§ Page excerpt:
□ □ □ □ □ □ □

New initiative invites Torontonians to dream big about the future of the city's main drag.

Yonge Street’s downtown strip has gone through some dramatic changes over the years—it’s been music hotspot, pedestrian mall, grotty underbelly, and commercial centre—and the landmark stretch continues to evolve, through residential development, turnover at the Eaton Centre, and the growth of nearby Ryerson University. But how do Torontonians, the people who travel Yonge on a regular basis, want the street and surrounding area to develop in years to come? That’s the question at the heart of Yonge Love, an ongoing initiative of the Downtown Yonge Business Improvement Area that invites citizens to share their feelings about Toronto’s high street.

“We want people to upload content [to Yonge Love’s website] of what they’ve loved about Yonge Street in the past, Yonge Street of the present, and what they would you like to see in Yonge Street of the future,” says Mark Garner, executive director and chief staff officer of the Downtown Yonge BIA.

□ □ □ □ □ □ □

§ Dataset extract:
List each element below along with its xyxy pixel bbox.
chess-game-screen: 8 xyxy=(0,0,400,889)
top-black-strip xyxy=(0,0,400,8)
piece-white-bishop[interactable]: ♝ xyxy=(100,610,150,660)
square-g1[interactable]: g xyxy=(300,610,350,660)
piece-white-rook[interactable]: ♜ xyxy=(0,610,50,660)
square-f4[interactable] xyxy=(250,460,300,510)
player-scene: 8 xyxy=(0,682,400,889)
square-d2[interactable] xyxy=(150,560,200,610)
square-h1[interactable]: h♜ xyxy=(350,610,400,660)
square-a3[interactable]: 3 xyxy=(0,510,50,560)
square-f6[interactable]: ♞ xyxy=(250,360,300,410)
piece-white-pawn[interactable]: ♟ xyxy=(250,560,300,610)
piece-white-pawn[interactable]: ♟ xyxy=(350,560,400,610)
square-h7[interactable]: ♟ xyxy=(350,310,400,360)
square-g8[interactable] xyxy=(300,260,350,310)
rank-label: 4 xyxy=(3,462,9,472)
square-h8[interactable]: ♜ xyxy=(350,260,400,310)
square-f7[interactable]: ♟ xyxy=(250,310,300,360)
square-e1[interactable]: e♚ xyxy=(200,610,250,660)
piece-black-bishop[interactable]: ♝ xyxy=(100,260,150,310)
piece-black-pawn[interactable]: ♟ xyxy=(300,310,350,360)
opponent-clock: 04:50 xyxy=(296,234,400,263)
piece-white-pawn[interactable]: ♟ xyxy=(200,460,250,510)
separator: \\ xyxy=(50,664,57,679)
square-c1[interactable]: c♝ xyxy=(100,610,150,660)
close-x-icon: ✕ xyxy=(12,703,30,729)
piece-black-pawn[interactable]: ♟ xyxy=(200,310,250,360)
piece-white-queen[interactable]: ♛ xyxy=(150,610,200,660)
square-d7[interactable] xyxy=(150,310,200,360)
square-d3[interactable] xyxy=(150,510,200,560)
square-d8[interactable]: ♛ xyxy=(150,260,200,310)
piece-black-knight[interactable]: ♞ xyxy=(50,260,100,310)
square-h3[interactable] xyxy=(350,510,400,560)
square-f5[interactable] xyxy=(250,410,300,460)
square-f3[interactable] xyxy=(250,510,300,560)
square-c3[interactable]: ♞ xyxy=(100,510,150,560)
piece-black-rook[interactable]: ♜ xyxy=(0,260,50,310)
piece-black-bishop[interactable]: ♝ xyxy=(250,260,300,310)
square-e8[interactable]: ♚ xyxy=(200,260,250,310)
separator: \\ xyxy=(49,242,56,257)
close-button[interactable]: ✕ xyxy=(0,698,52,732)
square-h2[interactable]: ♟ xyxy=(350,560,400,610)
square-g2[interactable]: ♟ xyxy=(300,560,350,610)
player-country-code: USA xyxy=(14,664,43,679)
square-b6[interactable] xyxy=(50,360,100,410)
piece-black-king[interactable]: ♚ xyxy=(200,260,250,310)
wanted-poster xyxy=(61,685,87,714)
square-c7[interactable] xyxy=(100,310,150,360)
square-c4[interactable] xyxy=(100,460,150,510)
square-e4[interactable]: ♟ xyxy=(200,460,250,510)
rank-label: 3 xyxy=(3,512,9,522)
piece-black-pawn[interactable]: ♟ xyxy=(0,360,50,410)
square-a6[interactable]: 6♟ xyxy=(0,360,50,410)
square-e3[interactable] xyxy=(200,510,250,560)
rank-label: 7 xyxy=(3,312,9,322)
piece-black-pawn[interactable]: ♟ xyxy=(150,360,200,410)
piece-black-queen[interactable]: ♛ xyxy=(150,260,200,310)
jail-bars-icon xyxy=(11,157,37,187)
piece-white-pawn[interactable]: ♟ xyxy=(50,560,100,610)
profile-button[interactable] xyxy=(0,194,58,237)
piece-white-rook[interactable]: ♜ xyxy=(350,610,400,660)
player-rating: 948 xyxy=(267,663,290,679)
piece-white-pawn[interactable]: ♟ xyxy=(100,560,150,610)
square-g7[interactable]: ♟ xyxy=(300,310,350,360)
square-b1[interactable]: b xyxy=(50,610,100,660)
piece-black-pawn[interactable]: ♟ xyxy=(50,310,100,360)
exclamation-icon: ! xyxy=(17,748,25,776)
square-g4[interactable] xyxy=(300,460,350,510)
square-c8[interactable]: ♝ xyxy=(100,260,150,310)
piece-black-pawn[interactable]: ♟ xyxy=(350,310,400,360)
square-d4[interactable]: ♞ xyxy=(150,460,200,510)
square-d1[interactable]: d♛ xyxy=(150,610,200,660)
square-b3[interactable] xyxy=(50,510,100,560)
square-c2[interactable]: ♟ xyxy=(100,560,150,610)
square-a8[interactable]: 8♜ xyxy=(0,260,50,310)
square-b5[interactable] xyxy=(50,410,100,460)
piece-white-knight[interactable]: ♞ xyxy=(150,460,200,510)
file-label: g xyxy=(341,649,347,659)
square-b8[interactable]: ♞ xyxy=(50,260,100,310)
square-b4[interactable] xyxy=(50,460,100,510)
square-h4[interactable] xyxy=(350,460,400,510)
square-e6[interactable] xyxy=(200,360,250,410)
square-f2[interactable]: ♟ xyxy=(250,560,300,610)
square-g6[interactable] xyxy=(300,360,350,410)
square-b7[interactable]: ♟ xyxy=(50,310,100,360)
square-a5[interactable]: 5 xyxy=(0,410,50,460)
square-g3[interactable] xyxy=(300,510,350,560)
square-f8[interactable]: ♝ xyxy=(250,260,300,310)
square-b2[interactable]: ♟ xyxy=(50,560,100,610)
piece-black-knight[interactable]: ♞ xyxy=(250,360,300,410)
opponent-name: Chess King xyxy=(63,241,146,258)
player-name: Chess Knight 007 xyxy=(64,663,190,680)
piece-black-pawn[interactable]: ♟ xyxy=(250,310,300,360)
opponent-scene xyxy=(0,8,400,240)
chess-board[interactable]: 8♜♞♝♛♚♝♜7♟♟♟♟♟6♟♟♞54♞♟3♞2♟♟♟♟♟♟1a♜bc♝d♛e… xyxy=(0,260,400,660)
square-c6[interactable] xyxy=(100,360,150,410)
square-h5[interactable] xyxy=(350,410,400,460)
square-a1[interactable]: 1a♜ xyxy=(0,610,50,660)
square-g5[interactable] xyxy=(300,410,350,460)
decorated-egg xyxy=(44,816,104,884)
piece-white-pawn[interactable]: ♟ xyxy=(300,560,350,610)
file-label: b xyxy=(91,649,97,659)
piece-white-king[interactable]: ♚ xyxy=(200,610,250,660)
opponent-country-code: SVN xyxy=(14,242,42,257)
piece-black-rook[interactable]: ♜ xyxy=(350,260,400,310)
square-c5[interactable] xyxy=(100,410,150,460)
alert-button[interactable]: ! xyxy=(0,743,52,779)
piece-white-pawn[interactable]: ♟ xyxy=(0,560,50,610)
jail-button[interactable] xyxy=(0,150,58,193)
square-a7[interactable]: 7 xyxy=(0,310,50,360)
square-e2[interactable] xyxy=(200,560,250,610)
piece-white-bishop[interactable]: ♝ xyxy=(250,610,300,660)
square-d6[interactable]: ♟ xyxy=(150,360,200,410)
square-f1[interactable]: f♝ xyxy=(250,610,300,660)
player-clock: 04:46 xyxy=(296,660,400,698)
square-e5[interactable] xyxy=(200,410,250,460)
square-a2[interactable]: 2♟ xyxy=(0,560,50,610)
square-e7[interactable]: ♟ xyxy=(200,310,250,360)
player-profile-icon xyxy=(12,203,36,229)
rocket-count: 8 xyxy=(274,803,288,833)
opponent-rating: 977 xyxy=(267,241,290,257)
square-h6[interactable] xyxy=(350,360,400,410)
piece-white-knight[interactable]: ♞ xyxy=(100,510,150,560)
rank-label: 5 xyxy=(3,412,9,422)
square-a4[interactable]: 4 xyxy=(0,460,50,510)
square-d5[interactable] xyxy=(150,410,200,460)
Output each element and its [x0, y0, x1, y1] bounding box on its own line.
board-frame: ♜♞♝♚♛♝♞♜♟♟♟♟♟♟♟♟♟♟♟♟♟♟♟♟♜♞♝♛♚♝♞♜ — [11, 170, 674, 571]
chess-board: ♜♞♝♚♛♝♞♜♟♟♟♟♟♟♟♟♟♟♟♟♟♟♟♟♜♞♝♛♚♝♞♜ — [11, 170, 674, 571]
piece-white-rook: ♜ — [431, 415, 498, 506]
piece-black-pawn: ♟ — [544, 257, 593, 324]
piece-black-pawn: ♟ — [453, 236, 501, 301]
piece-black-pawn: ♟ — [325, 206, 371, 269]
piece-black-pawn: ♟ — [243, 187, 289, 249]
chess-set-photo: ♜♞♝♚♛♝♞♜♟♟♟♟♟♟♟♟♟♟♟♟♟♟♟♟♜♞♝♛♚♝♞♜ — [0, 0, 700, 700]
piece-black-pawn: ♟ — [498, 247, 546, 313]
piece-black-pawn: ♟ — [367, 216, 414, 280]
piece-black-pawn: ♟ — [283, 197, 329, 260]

□ □ □ □ □ □ □

§ What you need to do:
1/ Reproduce the passage of the Yonge Street article between "New initiative invites" and "Toronto’s high street.", inclusive.
2/ Resume the Yonge Street article after its final sentence.

§ Task-by-task answers:
1/
New initiative invites Torontonians to dream big about the future of the city's main drag.

Yonge Street’s downtown strip has gone through some dramatic changes over the years—it’s been music hotspot, pedestrian mall, grotty underbelly, and commercial centre—and the landmark stretch continues to evolve, through residential development, turnover at the Eaton Centre, and the growth of nearby Ryerson University. But how do Torontonians, the people who travel Yonge on a regular basis, want the street and surrounding area to develop in years to come? That’s the question at the heart of Yonge Love, an ongoing initiative of the Downtown Yonge Business Improvement Area that invites citizens to share their feelings about Toronto’s high street.

2/
Garner describes Yonge Love as an innovative, broad-reaching community consultation that will allow Torontonians to express what they think the street should look like. Those interested in contributing to the project can share written stories and images on the website, comment on articles and videos posted by the BIA and other contributors, record a video message at Yonge Love’s pop-up location (which opens July 10 at 11 a.m.), or enter the project’s Instagram contest by tagging Yonge-related photos with #YongeLove.

The aim is to gather as much information and as many opinions as possible from those who know Yonge best, in order to find out what makes it such a meaningful part of the city. “Yonge Street is the iconic street,” says Garner. “Everybody has had some sort of rite of passage on Yonge Street. It’s been the place for celebrations—the festival street. It’s a place for all Torontonians to come to.”

At the end of this year, the Downtown Yonge BIA will analyze the information its gathered and use it as the basis for their public realm and strategic planning work over the next five, 10, or 15 years. The organization has a long history of working with the City on public space projects, so its endorsement could go a long way toward shaping Yonge Street in the public’s image.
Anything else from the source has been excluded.